Extracted information:
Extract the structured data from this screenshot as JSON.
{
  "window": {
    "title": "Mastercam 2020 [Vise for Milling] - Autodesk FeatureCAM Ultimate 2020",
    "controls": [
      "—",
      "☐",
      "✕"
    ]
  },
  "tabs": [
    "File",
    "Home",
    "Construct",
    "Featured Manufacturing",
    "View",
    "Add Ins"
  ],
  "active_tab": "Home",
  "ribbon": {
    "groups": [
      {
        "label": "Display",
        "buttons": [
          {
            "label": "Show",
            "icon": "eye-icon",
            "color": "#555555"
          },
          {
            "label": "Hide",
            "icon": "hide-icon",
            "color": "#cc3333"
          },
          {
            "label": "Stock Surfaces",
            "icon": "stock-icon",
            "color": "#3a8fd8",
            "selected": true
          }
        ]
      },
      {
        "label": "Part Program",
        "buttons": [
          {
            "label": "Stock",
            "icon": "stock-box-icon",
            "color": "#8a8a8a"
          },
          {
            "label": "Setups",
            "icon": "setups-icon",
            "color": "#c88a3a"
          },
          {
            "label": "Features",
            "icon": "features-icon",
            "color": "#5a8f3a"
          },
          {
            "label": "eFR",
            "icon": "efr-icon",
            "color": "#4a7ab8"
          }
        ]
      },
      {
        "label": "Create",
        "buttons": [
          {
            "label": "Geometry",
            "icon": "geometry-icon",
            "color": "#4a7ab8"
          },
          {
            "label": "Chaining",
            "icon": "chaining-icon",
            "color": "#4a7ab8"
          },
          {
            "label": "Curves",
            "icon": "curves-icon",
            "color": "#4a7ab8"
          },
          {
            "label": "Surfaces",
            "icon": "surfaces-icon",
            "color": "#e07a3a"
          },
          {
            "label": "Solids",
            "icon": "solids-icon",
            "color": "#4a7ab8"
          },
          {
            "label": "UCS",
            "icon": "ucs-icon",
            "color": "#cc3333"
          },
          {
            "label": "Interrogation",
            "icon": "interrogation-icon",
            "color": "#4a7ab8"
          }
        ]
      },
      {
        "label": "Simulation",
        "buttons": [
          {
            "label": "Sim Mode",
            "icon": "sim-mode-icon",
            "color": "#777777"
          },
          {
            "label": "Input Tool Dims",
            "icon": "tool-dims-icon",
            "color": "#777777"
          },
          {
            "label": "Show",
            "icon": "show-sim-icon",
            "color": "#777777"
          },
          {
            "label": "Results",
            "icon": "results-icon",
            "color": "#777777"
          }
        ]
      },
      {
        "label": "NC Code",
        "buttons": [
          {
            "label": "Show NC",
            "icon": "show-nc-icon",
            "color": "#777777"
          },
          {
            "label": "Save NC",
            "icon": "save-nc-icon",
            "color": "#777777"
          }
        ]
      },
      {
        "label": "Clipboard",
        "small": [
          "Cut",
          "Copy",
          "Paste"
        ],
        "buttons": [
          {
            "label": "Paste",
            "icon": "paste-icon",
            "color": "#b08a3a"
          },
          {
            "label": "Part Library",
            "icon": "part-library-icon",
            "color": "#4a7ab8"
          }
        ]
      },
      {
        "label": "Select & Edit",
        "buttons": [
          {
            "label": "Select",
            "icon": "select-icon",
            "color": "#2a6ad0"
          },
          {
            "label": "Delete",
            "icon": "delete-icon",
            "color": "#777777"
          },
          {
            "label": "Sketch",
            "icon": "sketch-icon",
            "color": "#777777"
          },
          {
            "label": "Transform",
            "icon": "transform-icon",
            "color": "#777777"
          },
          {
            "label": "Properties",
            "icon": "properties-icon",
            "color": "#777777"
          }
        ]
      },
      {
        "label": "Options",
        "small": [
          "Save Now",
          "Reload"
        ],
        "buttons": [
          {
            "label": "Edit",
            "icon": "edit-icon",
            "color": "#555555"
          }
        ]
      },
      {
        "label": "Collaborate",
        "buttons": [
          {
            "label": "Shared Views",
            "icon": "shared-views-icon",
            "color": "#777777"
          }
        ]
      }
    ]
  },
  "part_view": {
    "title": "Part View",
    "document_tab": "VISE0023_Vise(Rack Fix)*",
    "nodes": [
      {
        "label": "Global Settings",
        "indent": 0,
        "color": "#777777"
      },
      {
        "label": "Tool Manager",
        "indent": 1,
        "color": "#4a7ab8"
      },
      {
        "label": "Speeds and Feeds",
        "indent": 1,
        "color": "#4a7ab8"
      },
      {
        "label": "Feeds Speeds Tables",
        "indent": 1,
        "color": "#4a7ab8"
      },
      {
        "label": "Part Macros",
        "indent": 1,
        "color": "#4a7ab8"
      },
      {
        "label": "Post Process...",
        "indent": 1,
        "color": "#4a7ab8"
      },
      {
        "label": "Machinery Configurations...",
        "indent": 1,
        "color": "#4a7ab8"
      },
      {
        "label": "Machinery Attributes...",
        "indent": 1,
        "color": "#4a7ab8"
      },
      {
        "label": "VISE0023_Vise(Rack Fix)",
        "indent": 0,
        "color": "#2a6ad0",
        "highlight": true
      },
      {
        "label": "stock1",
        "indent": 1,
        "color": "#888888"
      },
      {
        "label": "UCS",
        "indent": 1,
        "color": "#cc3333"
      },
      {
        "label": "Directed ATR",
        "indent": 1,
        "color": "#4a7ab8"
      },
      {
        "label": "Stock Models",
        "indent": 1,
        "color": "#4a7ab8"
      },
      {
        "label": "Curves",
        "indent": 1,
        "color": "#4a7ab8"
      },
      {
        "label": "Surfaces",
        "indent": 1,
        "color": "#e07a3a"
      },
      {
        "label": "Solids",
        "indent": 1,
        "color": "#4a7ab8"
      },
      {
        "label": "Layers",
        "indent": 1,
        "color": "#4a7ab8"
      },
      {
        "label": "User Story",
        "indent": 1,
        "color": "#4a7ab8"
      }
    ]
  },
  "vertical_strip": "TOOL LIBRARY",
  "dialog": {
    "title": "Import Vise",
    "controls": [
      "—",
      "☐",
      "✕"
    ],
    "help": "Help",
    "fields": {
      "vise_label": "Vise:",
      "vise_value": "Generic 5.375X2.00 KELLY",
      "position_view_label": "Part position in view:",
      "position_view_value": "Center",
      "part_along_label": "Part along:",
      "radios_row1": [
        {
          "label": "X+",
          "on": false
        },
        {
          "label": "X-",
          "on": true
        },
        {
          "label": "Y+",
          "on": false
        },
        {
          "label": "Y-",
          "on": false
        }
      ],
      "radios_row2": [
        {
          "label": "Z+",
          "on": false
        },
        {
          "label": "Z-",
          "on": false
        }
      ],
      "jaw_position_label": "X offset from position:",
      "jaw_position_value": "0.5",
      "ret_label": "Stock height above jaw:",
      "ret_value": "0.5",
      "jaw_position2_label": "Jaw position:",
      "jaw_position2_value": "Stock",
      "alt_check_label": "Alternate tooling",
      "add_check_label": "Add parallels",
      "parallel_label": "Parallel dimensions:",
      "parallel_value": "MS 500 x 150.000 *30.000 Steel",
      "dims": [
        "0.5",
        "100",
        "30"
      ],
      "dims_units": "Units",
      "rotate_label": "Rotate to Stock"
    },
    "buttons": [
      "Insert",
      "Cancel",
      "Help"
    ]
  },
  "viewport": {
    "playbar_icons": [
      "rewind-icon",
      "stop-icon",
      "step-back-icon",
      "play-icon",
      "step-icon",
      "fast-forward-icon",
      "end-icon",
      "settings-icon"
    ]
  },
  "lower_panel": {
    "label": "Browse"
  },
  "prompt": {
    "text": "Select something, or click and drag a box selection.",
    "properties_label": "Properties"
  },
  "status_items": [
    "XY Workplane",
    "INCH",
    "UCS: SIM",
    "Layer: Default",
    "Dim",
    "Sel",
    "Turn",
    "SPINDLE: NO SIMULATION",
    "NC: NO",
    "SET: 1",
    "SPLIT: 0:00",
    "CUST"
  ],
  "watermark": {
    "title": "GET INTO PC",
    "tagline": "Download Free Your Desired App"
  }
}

Given task:
Find all lines with "title" in them and copy each one.

Answer for the task:
    "title": "Mastercam 2020 [Vise for Milling] - Autodesk FeatureCAM Ultimate 2020",
    "title": "Part View",
    "title": "Import Vise",
    "title": "GET INTO PC",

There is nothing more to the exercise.